TEXT SECTION:
((
Caregivers often experience burnout and struggle with mental and physical health issues due to the stress incurred from their responsibilities. (Photo: TODAY/Nuria Ling)


Families sometimes simply give up looking for help and leave their jobs, put on a brave face and end up stressed or burnt out.

Today, one in 10 seniors above the age of 60 has dementia. This is set to rise to one in five by 2030. More of us will become caregivers, and we’re going to need more support.

What can we do as a nation to support caregivers?

The most ambitious item on the wish list for those of us in this field is to scale up the residential options for dementia patients to ease the heavy demand and to have better options than institutionalised care. But clearly there are some challenges in scaling these up quickly, no matter how forward-looking the plan.

In May last year, the Urban Redevelopment Authority (URA) announced that no tender was given to Singapore’s first dementia village near Sembawang Park.

The sole bid price of $S15 million was too low, said the URA at the time. The idea was to have a safe home environment for people with varying stages of dementia.

The fact that this didn’t get off the ground shows that aged care policymakers have to find a way to balance cost, land lease length and demand so that assisted living can be commercially viable.

But this setback shouldn’t stop us from working on  “de-institutionalised care” villages like Hogeweyk, in the Netherlands. Here, PWDs are grouped and live in houses. They can roam freely and safely around, visiting the supermarket and interacting with each other at social activities to stay active.

But they are closely monitored and cared for by full and part-time geriatric nurses and specialists, who “work” in the village as cashiers, grocery-store attendees and other roles in daily life.


One step in this direction has been Kampung Admiralty, the first integrated community for the elderly where they can live in their own flats and have access to medical care for a fee.
))
MATERIAL SUPPLIED:
((
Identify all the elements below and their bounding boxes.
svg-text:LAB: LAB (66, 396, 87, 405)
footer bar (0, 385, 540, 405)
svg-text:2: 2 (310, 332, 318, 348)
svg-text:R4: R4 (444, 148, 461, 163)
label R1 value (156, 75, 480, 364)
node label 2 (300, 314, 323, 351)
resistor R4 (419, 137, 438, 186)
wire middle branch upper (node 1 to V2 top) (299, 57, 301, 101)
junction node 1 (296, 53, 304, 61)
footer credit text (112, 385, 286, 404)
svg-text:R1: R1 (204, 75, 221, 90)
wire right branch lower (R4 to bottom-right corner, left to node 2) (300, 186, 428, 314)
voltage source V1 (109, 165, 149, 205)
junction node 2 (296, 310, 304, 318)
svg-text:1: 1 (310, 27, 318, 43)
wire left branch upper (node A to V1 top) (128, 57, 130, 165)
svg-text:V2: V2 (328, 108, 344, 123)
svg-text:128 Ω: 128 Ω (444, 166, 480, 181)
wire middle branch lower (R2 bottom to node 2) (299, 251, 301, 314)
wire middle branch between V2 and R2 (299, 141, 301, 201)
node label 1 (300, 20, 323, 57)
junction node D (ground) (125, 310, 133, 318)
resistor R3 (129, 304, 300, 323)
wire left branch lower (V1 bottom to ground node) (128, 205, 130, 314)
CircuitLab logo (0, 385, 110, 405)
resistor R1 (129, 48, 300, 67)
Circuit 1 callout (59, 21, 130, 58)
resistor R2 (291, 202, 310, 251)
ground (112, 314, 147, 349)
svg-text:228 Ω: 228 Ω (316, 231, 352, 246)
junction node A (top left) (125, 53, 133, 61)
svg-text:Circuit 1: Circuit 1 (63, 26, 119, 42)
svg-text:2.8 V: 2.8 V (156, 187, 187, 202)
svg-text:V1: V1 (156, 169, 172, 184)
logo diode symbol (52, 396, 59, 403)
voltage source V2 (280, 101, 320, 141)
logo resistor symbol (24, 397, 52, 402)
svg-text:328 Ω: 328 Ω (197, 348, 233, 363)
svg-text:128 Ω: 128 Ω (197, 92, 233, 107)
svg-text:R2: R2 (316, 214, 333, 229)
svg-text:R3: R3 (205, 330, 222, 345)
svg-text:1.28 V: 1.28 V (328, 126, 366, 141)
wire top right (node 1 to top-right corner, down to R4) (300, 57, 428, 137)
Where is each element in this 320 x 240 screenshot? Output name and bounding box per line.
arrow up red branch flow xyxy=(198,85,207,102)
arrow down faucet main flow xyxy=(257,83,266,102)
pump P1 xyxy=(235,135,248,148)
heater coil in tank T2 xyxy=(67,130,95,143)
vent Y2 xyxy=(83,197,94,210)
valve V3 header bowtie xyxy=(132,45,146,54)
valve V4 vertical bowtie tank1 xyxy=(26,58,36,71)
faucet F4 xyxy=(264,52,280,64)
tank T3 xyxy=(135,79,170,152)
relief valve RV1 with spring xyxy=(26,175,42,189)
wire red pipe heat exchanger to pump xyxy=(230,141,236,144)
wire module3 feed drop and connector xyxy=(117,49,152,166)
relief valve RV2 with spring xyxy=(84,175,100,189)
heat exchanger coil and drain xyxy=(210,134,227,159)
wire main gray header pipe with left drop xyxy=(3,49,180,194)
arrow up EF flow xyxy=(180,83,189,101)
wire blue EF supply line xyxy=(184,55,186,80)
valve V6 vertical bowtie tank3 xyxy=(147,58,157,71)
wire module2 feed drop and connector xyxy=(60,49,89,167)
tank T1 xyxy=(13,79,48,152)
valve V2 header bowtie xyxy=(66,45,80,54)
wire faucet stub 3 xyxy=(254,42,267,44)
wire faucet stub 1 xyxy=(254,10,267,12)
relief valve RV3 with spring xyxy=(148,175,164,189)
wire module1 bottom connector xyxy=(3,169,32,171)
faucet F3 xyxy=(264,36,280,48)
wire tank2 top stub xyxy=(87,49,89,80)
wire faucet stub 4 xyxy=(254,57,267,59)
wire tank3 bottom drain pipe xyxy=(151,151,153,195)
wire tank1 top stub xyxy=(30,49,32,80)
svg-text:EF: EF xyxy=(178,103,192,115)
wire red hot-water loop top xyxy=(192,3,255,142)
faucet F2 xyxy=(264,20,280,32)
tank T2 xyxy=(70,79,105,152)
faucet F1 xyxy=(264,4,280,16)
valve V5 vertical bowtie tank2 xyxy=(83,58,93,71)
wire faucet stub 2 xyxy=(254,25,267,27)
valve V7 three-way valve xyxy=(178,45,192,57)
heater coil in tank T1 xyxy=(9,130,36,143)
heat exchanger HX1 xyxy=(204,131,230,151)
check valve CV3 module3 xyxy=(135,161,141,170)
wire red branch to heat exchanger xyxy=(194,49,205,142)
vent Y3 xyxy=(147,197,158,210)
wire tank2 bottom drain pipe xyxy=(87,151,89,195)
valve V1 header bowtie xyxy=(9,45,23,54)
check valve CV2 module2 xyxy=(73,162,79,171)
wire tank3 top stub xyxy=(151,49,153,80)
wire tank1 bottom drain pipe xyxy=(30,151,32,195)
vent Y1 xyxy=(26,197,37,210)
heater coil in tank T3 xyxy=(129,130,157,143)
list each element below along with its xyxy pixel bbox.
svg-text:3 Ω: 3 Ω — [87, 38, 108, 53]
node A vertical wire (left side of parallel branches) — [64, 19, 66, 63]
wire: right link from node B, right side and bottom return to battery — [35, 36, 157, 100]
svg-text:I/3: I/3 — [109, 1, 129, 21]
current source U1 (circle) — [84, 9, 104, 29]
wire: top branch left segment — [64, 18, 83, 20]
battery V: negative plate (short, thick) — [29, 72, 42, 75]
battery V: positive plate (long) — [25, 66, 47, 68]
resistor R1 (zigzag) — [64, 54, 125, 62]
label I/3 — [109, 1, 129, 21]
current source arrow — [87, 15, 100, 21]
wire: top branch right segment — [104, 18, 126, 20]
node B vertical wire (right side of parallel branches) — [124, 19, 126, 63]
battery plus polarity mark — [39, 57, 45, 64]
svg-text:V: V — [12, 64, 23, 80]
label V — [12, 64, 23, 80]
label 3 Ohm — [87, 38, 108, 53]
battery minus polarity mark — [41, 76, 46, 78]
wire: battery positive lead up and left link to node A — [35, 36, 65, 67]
))
PROBLEM: In the dementia caregiving text above, turn the paragraph beginning "Today, one in 10 seniors" into a short bulleted list that keeps its main facts.

SOLUTION TO THIS PROBLEM:
- One in 10 seniors over age 60 currently has dementia.
- This is expected to rise to one in five by 2030.
- More people will become caregivers and will need more support.